The request — Scan the data beneath this task and copy each line that includes "sobie".

------ Supplied records

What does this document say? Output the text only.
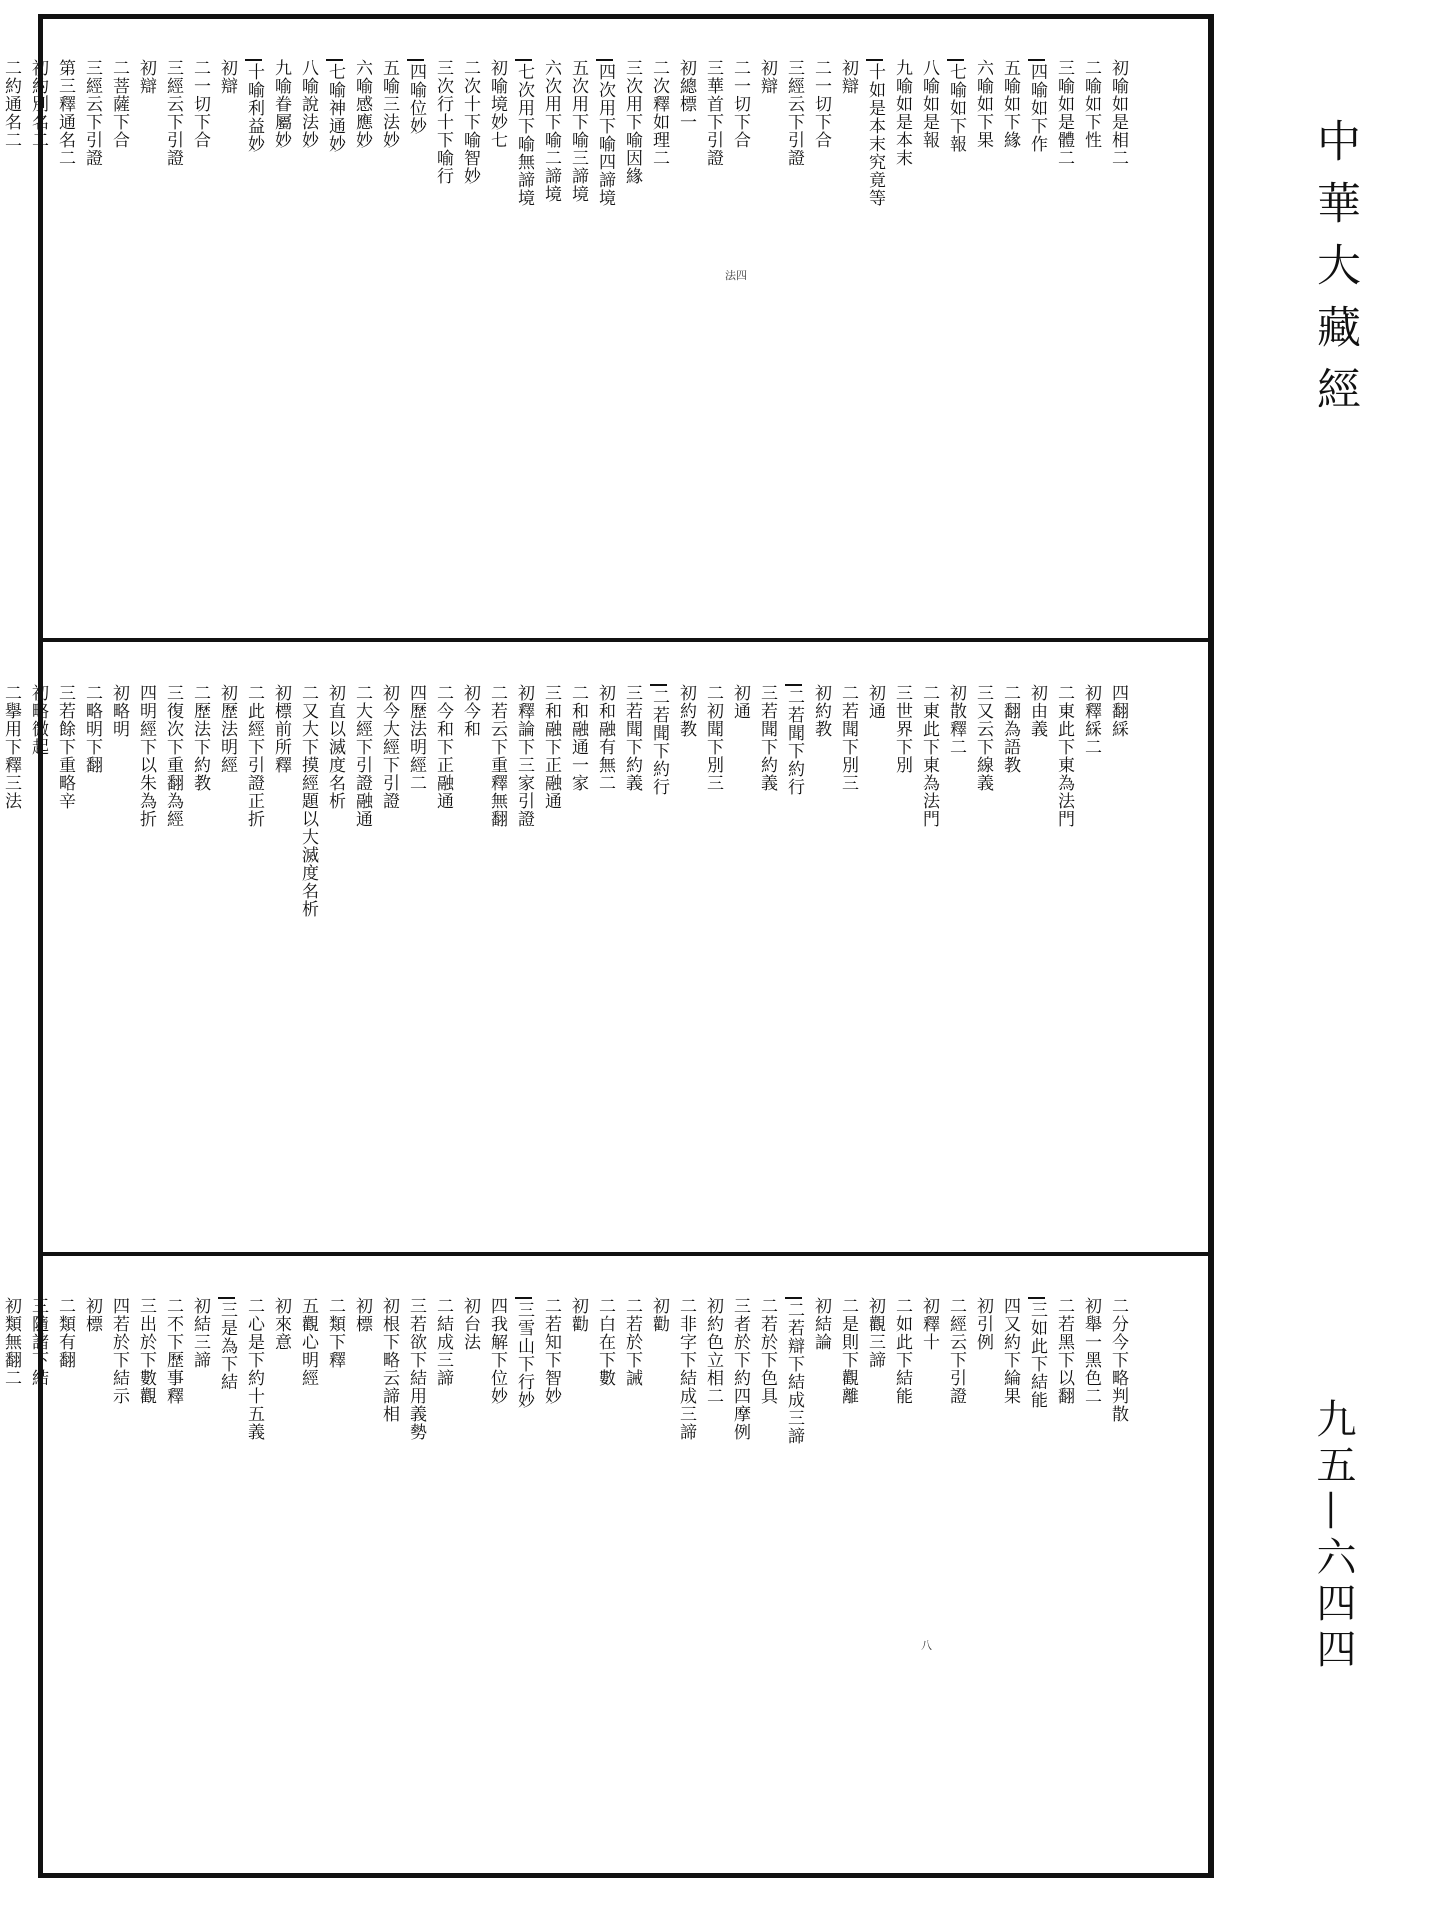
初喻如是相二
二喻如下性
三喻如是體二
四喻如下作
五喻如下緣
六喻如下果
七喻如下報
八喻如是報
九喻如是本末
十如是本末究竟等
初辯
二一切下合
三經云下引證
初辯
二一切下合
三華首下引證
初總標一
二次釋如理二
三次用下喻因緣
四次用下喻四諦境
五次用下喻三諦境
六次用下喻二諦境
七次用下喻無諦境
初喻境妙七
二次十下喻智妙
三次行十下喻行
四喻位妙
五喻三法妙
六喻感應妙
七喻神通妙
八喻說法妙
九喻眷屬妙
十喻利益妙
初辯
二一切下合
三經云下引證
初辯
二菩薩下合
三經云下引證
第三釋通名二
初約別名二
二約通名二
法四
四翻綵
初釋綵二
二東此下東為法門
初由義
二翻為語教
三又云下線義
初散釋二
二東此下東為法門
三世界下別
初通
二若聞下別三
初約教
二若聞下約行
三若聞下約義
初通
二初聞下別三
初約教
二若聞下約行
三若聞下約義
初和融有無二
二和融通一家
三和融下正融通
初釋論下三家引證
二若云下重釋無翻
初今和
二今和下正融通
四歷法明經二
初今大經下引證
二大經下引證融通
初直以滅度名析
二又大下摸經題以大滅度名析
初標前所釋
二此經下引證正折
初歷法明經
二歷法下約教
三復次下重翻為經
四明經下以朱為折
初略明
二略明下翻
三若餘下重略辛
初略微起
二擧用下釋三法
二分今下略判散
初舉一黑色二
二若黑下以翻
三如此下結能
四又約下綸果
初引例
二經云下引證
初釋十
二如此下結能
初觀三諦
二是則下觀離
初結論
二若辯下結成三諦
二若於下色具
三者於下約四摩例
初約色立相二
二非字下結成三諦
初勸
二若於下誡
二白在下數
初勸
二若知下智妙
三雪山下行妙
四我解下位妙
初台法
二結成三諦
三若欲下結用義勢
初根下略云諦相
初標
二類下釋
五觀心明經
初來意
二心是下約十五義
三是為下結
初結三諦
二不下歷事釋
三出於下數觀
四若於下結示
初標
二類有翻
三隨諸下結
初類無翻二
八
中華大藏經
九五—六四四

------------
------ Supplied records

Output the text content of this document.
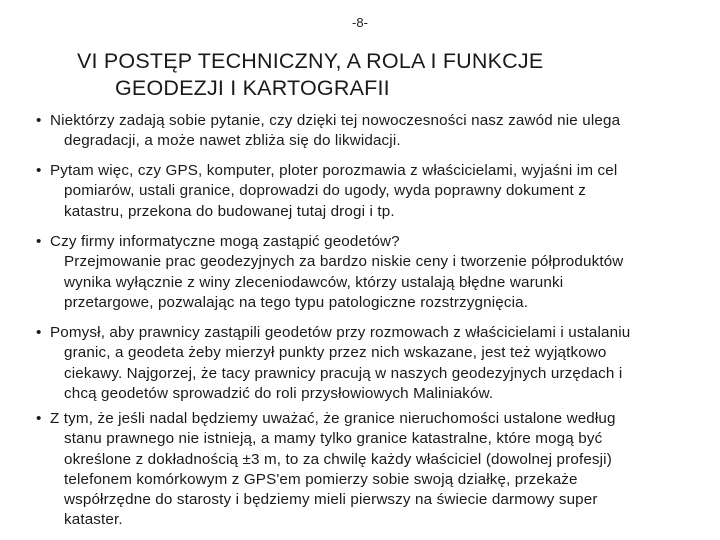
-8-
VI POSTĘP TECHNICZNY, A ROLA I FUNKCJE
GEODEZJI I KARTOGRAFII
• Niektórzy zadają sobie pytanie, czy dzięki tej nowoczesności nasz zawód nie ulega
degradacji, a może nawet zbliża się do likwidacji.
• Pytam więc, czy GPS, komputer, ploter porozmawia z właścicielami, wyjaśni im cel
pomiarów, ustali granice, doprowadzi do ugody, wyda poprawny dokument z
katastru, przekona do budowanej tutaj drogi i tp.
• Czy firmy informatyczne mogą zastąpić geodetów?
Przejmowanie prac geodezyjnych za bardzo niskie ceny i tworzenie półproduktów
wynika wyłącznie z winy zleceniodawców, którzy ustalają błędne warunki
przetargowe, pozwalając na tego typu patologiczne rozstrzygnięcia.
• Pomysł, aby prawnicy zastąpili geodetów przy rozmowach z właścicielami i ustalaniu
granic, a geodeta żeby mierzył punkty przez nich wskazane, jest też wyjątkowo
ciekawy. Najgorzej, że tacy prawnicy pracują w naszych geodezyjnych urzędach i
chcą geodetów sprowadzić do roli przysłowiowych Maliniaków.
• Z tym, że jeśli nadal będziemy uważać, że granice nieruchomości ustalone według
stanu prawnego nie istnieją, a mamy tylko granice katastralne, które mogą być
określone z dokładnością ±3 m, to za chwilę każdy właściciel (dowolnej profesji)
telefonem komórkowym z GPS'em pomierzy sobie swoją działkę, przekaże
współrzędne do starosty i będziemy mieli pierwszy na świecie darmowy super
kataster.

------------

Task output —
• Niektórzy zadają sobie pytanie, czy dzięki tej nowoczesności nasz zawód nie ulega
telefonem komórkowym z GPS'em pomierzy sobie swoją działkę, przekaże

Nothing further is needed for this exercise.